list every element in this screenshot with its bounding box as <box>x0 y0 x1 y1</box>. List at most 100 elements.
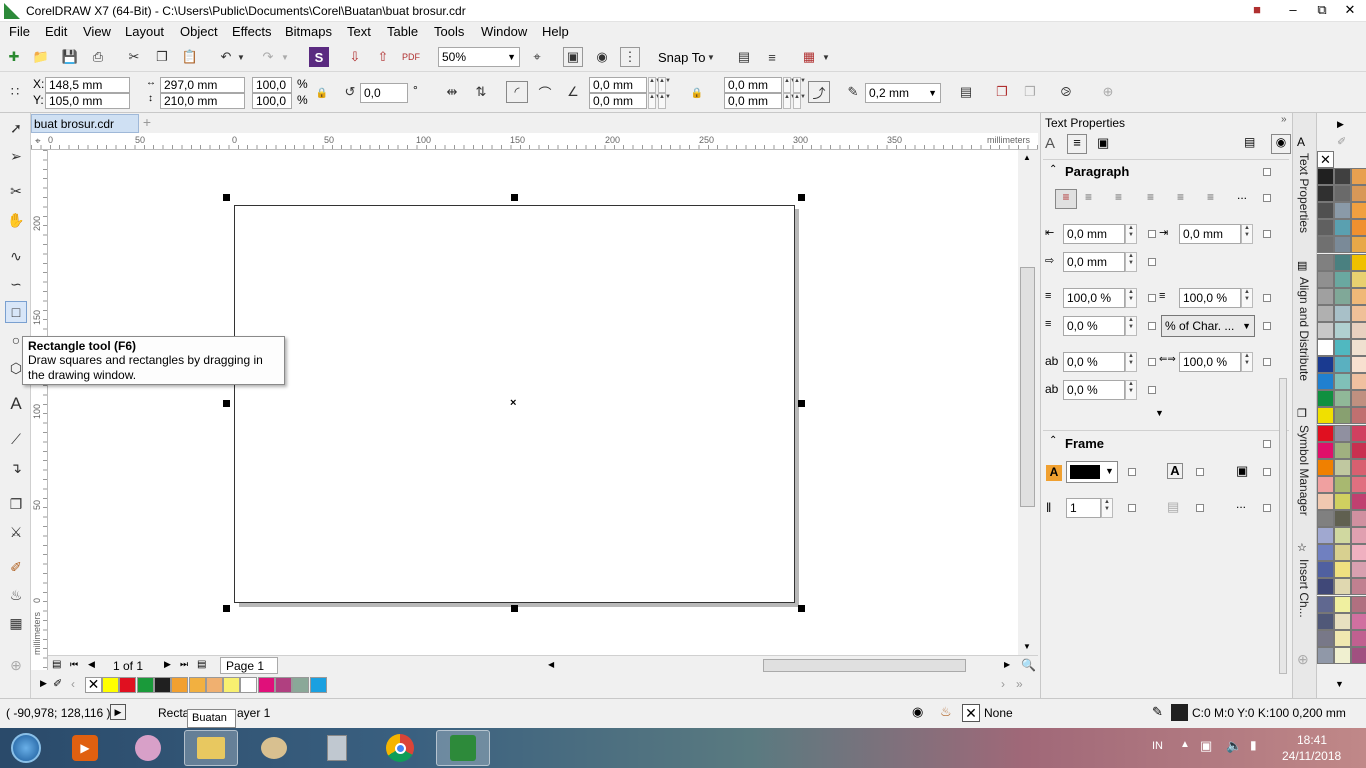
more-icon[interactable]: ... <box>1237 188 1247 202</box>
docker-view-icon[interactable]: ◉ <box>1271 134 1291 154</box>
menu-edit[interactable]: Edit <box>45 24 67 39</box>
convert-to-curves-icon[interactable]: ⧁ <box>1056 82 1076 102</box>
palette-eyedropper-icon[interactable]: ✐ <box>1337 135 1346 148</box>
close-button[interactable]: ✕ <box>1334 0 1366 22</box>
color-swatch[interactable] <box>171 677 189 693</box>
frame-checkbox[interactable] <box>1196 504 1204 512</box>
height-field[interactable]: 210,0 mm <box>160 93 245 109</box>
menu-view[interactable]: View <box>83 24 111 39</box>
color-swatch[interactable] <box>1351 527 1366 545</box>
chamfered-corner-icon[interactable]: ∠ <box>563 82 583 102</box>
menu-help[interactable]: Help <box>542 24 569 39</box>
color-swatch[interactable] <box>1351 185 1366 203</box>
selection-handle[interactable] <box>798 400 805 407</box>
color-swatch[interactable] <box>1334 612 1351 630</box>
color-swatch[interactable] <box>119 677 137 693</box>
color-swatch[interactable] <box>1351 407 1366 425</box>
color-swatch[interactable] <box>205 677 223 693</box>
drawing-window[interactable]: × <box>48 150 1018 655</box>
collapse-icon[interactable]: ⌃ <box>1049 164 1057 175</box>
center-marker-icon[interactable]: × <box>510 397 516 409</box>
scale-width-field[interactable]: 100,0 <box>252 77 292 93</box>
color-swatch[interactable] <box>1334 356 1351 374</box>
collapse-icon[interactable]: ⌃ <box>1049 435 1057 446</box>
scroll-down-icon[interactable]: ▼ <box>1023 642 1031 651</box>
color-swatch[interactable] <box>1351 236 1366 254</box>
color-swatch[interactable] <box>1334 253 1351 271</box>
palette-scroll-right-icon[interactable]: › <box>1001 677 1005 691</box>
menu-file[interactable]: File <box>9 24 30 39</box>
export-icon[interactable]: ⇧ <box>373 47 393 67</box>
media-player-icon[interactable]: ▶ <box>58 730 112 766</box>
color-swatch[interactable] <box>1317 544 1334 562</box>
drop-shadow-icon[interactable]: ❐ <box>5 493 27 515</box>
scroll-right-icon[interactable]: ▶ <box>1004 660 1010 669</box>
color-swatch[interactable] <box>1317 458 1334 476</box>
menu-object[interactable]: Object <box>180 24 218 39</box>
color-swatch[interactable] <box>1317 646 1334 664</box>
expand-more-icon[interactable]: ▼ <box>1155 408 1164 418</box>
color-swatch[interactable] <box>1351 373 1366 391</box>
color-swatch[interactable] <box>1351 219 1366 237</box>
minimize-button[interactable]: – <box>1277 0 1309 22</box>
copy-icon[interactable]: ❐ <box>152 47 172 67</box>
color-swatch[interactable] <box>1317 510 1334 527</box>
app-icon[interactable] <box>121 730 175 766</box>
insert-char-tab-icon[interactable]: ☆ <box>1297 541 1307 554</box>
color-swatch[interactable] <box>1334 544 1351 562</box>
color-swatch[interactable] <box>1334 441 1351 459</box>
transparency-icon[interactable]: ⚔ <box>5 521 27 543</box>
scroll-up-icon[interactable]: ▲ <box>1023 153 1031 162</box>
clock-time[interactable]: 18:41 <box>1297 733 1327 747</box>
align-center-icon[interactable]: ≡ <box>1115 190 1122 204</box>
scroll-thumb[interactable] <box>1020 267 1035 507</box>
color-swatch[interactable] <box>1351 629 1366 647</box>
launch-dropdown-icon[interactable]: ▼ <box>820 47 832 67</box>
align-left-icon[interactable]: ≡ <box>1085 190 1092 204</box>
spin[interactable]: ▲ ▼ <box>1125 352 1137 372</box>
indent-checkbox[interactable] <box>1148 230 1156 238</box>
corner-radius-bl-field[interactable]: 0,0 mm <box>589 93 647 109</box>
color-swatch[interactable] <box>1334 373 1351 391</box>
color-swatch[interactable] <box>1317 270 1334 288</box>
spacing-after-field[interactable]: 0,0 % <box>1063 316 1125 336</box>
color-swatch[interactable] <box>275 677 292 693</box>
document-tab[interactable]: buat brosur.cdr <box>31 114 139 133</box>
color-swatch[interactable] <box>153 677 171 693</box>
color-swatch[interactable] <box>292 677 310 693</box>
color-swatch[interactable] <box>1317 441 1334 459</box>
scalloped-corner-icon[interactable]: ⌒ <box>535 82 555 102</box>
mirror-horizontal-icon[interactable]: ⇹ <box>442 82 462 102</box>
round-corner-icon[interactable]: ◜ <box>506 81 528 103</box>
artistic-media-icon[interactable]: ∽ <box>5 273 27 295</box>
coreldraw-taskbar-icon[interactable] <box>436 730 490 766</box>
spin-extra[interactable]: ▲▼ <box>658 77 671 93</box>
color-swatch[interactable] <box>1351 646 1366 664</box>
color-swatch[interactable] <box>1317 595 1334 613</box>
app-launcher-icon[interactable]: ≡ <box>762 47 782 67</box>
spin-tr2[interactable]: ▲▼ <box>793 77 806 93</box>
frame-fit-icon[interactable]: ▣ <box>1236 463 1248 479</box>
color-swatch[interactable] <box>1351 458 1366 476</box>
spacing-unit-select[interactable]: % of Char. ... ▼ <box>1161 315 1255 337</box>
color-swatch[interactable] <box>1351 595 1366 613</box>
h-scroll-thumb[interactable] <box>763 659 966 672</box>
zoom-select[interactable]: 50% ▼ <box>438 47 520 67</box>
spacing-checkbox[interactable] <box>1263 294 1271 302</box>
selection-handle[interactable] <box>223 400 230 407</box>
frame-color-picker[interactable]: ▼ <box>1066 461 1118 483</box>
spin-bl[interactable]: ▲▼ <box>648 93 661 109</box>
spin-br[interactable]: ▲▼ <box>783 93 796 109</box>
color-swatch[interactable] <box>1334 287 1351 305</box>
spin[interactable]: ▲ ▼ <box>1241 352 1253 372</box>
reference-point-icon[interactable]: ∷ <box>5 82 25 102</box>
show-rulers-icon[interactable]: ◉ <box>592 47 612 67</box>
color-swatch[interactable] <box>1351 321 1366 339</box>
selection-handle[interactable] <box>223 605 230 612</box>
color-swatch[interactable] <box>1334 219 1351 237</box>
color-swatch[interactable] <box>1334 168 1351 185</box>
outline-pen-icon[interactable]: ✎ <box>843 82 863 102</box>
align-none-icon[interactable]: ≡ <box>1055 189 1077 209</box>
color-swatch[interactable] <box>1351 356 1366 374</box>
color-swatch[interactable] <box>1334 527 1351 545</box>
※ ※ ※
**To be done:** Return every line of the data above unchanged, but omit the picture.

**Solution for this problem:**
list every element in this screenshot with its bounding box as <box>x0 y0 x1 y1</box>. List at most 100 elements.
more-icon[interactable]: ... <box>1237 188 1247 202</box>
docker-view-icon[interactable]: ◉ <box>1271 134 1291 154</box>
menu-edit[interactable]: Edit <box>45 24 67 39</box>
convert-to-curves-icon[interactable]: ⧁ <box>1056 82 1076 102</box>
palette-eyedropper-icon[interactable]: ✐ <box>1337 135 1346 148</box>
close-button[interactable]: ✕ <box>1334 0 1366 22</box>
color-swatch[interactable] <box>171 677 189 693</box>
frame-checkbox[interactable] <box>1196 504 1204 512</box>
height-field[interactable]: 210,0 mm <box>160 93 245 109</box>
menu-view[interactable]: View <box>83 24 111 39</box>
color-swatch[interactable] <box>1351 527 1366 545</box>
chamfered-corner-icon[interactable]: ∠ <box>563 82 583 102</box>
menu-help[interactable]: Help <box>542 24 569 39</box>
color-swatch[interactable] <box>1351 185 1366 203</box>
selection-handle[interactable] <box>798 400 805 407</box>
color-swatch[interactable] <box>1334 612 1351 630</box>
color-swatch[interactable] <box>119 677 137 693</box>
color-swatch[interactable] <box>1351 407 1366 425</box>
color-swatch[interactable] <box>205 677 223 693</box>
drawing-window[interactable]: × <box>48 150 1018 655</box>
collapse-icon[interactable]: ⌃ <box>1049 164 1057 175</box>
center-marker-icon[interactable]: × <box>510 397 516 409</box>
scale-width-field[interactable]: 100,0 <box>252 77 292 93</box>
color-swatch[interactable] <box>1334 356 1351 374</box>
collapse-icon[interactable]: ⌃ <box>1049 435 1057 446</box>
scroll-down-icon[interactable]: ▼ <box>1023 642 1031 651</box>
color-swatch[interactable] <box>1351 236 1366 254</box>
color-swatch[interactable] <box>1334 253 1351 271</box>
palette-scroll-right-icon[interactable]: › <box>1001 677 1005 691</box>
menu-file[interactable]: File <box>9 24 30 39</box>
export-icon[interactable]: ⇧ <box>373 47 393 67</box>
media-player-icon[interactable]: ▶ <box>58 730 112 766</box>
color-swatch[interactable] <box>1317 544 1334 562</box>
drop-shadow-icon[interactable]: ❐ <box>5 493 27 515</box>
scroll-right-icon[interactable]: ▶ <box>1004 660 1010 669</box>
color-swatch[interactable] <box>1317 458 1334 476</box>
menu-object[interactable]: Object <box>180 24 218 39</box>
color-swatch[interactable] <box>1317 646 1334 664</box>
expand-more-icon[interactable]: ▼ <box>1155 408 1164 418</box>
color-swatch[interactable] <box>1351 373 1366 391</box>
color-swatch[interactable] <box>1351 219 1366 237</box>
minimize-button[interactable]: – <box>1277 0 1309 22</box>
copy-icon[interactable]: ❐ <box>152 47 172 67</box>
color-swatch[interactable] <box>1317 510 1334 527</box>
app-icon[interactable] <box>121 730 175 766</box>
insert-char-tab-icon[interactable]: ☆ <box>1297 541 1307 554</box>
color-swatch[interactable] <box>1334 544 1351 562</box>
color-swatch[interactable] <box>1334 441 1351 459</box>
transparency-icon[interactable]: ⚔ <box>5 521 27 543</box>
scroll-up-icon[interactable]: ▲ <box>1023 153 1031 162</box>
clock-time[interactable]: 18:41 <box>1297 733 1327 747</box>
align-center-icon[interactable]: ≡ <box>1115 190 1122 204</box>
scroll-thumb[interactable] <box>1020 267 1035 507</box>
color-swatch[interactable] <box>1351 629 1366 647</box>
launch-dropdown-icon[interactable]: ▼ <box>820 47 832 67</box>
align-left-icon[interactable]: ≡ <box>1085 190 1092 204</box>
spin[interactable]: ▲ ▼ <box>1125 352 1137 372</box>
indent-checkbox[interactable] <box>1148 230 1156 238</box>
corner-radius-bl-field[interactable]: 0,0 mm <box>589 93 647 109</box>
color-swatch[interactable] <box>1334 373 1351 391</box>
color-swatch[interactable] <box>1317 270 1334 288</box>
spacing-after-field[interactable]: 0,0 % <box>1063 316 1125 336</box>
color-swatch[interactable] <box>275 677 292 693</box>
document-tab[interactable]: buat brosur.cdr <box>31 114 139 133</box>
color-swatch[interactable] <box>153 677 171 693</box>
color-swatch[interactable] <box>292 677 310 693</box>
color-swatch[interactable] <box>1317 441 1334 459</box>
scalloped-corner-icon[interactable]: ⌒ <box>535 82 555 102</box>
mirror-horizontal-icon[interactable]: ⇹ <box>442 82 462 102</box>
round-corner-icon[interactable]: ◜ <box>506 81 528 103</box>
artistic-media-icon[interactable]: ∽ <box>5 273 27 295</box>
coreldraw-taskbar-icon[interactable] <box>436 730 490 766</box>
spin-extra[interactable]: ▲▼ <box>658 77 671 93</box>
color-swatch[interactable] <box>1351 646 1366 664</box>
color-swatch[interactable] <box>1317 595 1334 613</box>
app-launcher-icon[interactable]: ≡ <box>762 47 782 67</box>
spin-tr2[interactable]: ▲▼ <box>793 77 806 93</box>
frame-fit-icon[interactable]: ▣ <box>1236 463 1248 479</box>
color-swatch[interactable] <box>1351 458 1366 476</box>
spacing-unit-select[interactable]: % of Char. ... ▼ <box>1161 315 1255 337</box>
color-swatch[interactable] <box>1351 595 1366 613</box>
h-scroll-thumb[interactable] <box>763 659 966 672</box>
zoom-select[interactable]: 50% ▼ <box>438 47 520 67</box>
spacing-checkbox[interactable] <box>1263 294 1271 302</box>
selection-handle[interactable] <box>223 400 230 407</box>
frame-color-picker[interactable]: ▼ <box>1066 461 1118 483</box>
spin-bl[interactable]: ▲▼ <box>648 93 661 109</box>
spin-br[interactable]: ▲▼ <box>783 93 796 109</box>
color-swatch[interactable] <box>1334 287 1351 305</box>
spin[interactable]: ▲ ▼ <box>1241 352 1253 372</box>
reference-point-icon[interactable]: ∷ <box>5 82 25 102</box>
show-rulers-icon[interactable]: ◉ <box>592 47 612 67</box>
color-swatch[interactable] <box>1351 321 1366 339</box>
selection-handle[interactable] <box>223 605 230 612</box>
color-swatch[interactable] <box>1334 219 1351 237</box>
color-swatch[interactable] <box>1334 168 1351 185</box>
outline-pen-icon[interactable]: ✎ <box>843 82 863 102</box>
align-none-icon[interactable]: ≡ <box>1055 189 1077 209</box>
color-swatch[interactable] <box>1351 356 1366 374</box>
color-swatch[interactable] <box>1334 527 1351 545</box>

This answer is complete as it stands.